AIM:
Return the count of lines that mention "срока", with no other words.

Stored records:

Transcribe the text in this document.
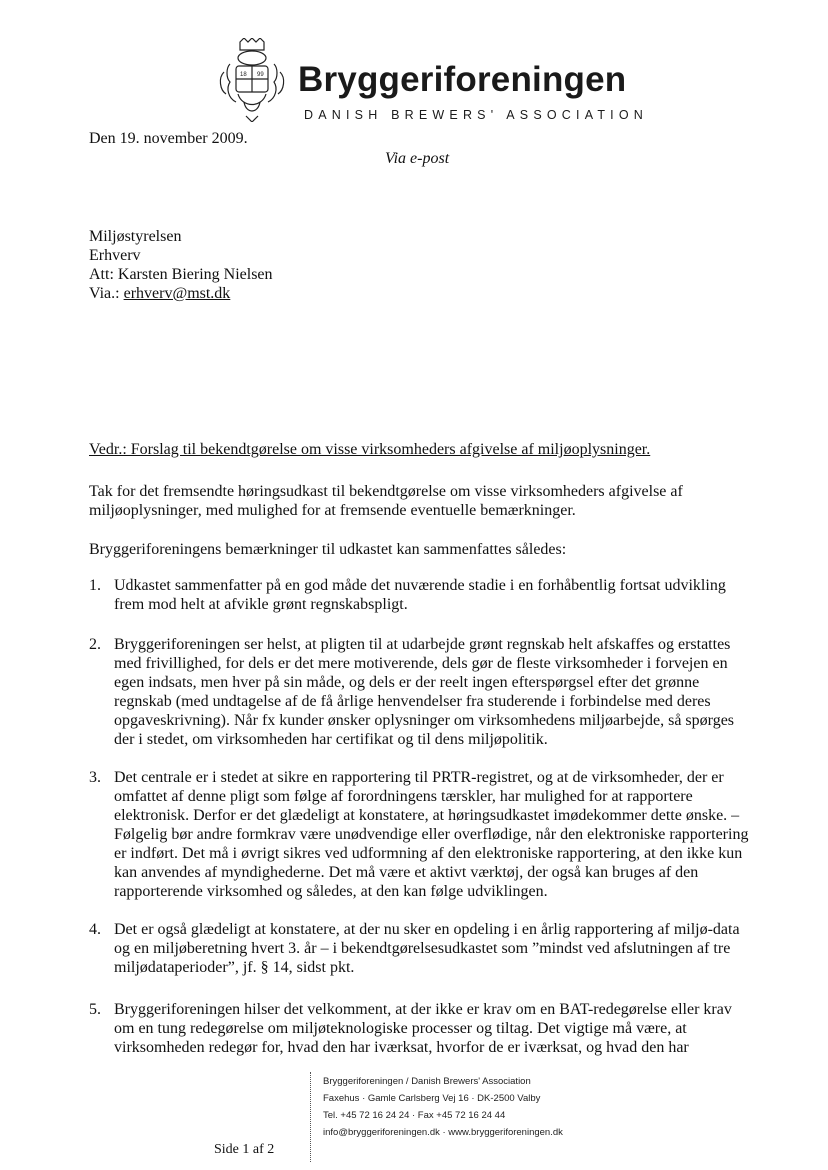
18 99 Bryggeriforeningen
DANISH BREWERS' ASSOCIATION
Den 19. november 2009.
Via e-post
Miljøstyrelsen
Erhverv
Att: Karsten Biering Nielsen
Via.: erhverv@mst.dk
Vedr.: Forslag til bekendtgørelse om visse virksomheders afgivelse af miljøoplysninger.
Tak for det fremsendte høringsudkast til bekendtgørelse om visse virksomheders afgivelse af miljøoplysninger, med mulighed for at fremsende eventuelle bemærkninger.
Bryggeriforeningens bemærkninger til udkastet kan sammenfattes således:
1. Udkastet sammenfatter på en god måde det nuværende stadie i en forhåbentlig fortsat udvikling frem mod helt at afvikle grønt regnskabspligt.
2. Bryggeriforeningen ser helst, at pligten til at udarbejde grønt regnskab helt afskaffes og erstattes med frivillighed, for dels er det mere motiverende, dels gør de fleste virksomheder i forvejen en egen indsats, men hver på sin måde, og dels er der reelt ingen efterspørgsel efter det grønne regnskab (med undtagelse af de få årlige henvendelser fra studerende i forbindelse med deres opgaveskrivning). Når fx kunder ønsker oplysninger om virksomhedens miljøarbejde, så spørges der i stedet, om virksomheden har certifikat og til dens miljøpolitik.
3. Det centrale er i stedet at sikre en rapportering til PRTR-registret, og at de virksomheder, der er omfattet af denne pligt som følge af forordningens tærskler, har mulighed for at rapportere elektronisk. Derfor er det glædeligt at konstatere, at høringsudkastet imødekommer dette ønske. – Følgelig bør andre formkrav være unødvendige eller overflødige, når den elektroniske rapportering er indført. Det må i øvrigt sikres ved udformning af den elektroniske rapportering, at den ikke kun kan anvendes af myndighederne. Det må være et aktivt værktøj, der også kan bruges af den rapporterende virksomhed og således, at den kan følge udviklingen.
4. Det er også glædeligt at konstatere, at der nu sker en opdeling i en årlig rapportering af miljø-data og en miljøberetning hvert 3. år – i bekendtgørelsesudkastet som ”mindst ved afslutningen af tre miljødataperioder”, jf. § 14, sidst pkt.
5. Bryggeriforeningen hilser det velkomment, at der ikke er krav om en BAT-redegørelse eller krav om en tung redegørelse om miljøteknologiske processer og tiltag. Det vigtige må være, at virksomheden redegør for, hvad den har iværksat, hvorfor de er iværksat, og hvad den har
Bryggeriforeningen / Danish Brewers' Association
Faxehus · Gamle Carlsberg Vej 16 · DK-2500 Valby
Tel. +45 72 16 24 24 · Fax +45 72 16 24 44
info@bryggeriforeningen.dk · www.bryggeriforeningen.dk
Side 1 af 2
...
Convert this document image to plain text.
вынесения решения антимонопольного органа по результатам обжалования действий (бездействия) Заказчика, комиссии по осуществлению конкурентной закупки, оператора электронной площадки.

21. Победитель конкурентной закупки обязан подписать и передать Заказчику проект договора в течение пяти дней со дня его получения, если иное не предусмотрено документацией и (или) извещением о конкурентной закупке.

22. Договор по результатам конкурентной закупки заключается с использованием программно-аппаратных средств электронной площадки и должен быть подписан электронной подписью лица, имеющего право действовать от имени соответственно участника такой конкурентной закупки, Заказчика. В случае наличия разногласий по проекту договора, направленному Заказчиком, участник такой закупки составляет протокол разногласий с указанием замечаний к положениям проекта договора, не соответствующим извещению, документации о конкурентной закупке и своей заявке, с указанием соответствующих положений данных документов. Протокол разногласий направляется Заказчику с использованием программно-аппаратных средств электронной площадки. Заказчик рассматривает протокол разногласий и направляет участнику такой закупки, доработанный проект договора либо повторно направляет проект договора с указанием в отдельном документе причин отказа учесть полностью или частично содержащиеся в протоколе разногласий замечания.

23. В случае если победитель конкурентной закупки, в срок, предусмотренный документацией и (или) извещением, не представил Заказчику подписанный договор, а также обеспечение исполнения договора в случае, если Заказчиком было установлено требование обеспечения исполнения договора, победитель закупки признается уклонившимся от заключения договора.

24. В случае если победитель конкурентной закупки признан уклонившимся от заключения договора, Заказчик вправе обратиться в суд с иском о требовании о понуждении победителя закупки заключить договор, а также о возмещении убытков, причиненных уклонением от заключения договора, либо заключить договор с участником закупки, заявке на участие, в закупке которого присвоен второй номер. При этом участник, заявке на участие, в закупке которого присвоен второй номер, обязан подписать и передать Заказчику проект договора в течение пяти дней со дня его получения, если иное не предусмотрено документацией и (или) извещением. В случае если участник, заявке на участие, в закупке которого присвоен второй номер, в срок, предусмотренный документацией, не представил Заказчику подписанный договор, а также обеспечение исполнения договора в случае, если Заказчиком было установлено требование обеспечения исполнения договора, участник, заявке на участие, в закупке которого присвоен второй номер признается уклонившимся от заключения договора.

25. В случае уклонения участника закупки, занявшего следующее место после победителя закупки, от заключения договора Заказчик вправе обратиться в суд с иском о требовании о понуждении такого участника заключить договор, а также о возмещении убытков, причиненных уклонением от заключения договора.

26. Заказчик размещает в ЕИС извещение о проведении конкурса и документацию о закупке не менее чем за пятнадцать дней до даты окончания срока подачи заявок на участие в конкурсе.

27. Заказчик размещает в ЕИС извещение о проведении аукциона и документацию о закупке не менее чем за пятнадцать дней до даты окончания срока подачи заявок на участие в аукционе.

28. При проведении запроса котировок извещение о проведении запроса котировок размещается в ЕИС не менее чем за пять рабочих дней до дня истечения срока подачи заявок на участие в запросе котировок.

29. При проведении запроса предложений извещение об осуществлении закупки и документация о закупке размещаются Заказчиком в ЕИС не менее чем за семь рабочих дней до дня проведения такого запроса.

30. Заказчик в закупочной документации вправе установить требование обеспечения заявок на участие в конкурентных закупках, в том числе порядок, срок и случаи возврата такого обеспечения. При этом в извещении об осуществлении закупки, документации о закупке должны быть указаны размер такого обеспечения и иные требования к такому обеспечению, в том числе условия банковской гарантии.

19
---
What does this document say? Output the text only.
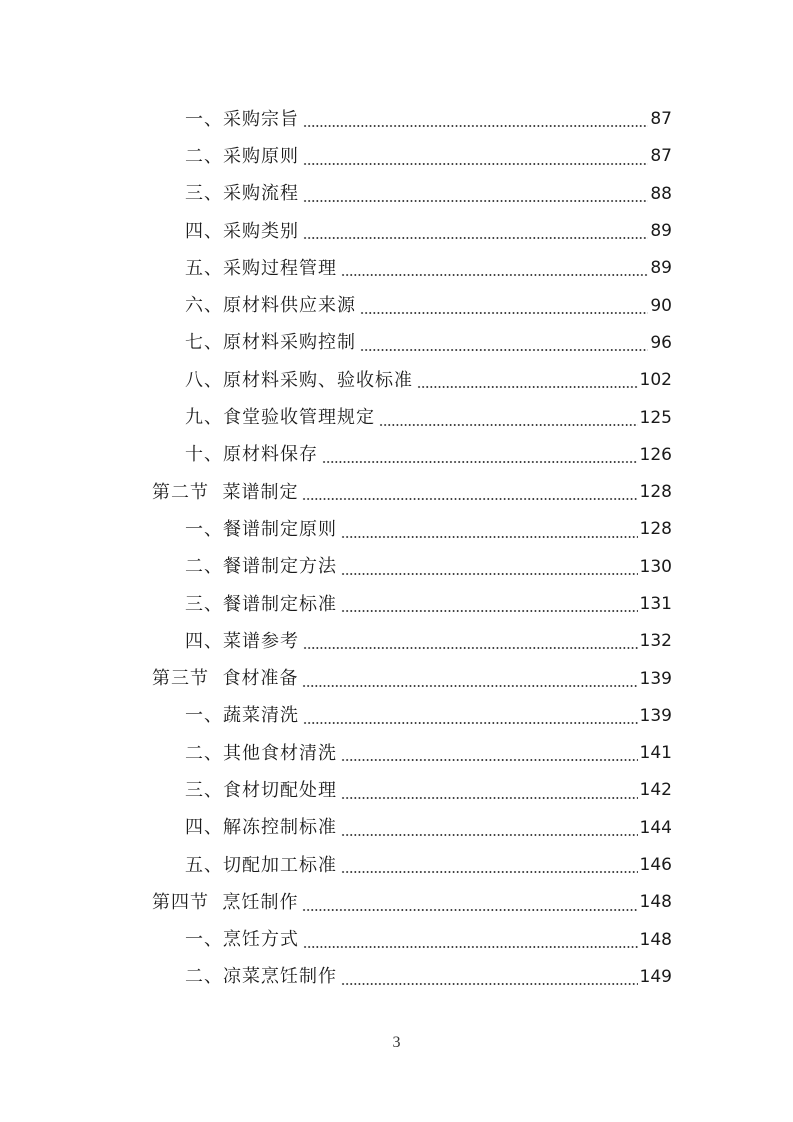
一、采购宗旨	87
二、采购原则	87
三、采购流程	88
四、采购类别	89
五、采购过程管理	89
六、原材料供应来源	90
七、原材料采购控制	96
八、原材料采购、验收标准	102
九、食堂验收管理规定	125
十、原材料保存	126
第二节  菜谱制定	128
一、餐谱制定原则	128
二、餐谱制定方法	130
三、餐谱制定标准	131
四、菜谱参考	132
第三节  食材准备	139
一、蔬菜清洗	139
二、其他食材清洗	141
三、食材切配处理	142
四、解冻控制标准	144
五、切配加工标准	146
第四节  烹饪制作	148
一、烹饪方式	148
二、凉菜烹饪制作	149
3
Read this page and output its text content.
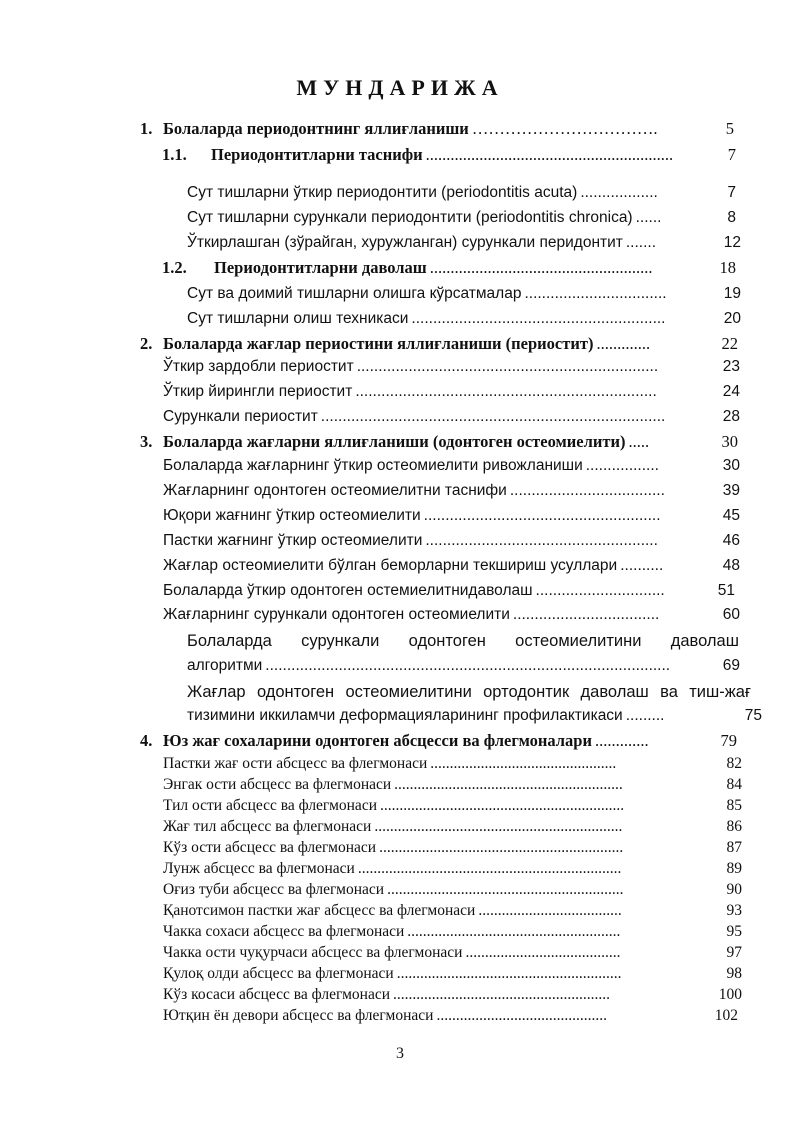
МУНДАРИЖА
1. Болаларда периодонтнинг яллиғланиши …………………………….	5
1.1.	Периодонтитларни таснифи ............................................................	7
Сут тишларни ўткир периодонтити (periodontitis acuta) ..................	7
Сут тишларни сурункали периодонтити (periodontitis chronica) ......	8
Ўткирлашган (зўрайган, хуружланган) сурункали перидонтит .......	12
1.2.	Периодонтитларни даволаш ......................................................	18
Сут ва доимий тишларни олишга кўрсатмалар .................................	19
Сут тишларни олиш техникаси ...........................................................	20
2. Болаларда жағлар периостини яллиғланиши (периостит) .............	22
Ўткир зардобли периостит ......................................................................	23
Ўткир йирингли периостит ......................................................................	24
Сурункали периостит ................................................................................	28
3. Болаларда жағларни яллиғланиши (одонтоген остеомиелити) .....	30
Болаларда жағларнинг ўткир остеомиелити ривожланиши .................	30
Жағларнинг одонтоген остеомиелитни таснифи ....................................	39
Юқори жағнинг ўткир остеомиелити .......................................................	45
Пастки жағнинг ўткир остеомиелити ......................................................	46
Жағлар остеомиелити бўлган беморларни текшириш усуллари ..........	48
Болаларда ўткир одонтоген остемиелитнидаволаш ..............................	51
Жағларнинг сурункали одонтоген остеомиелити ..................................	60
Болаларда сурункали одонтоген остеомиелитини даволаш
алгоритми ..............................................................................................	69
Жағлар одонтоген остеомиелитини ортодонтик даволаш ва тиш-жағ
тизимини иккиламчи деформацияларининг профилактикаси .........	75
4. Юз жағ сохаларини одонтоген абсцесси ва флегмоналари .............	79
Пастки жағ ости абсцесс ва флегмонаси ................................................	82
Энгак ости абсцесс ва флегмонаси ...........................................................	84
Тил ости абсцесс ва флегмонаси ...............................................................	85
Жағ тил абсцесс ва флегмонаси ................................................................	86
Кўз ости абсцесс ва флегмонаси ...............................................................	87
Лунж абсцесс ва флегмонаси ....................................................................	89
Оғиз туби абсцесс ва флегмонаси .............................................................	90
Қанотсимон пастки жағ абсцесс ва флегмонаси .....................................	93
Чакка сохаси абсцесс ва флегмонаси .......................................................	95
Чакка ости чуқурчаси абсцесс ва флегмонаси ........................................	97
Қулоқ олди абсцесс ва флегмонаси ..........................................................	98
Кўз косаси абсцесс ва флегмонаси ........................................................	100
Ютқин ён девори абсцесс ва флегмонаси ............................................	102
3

WRITTEN SOLUTION:
3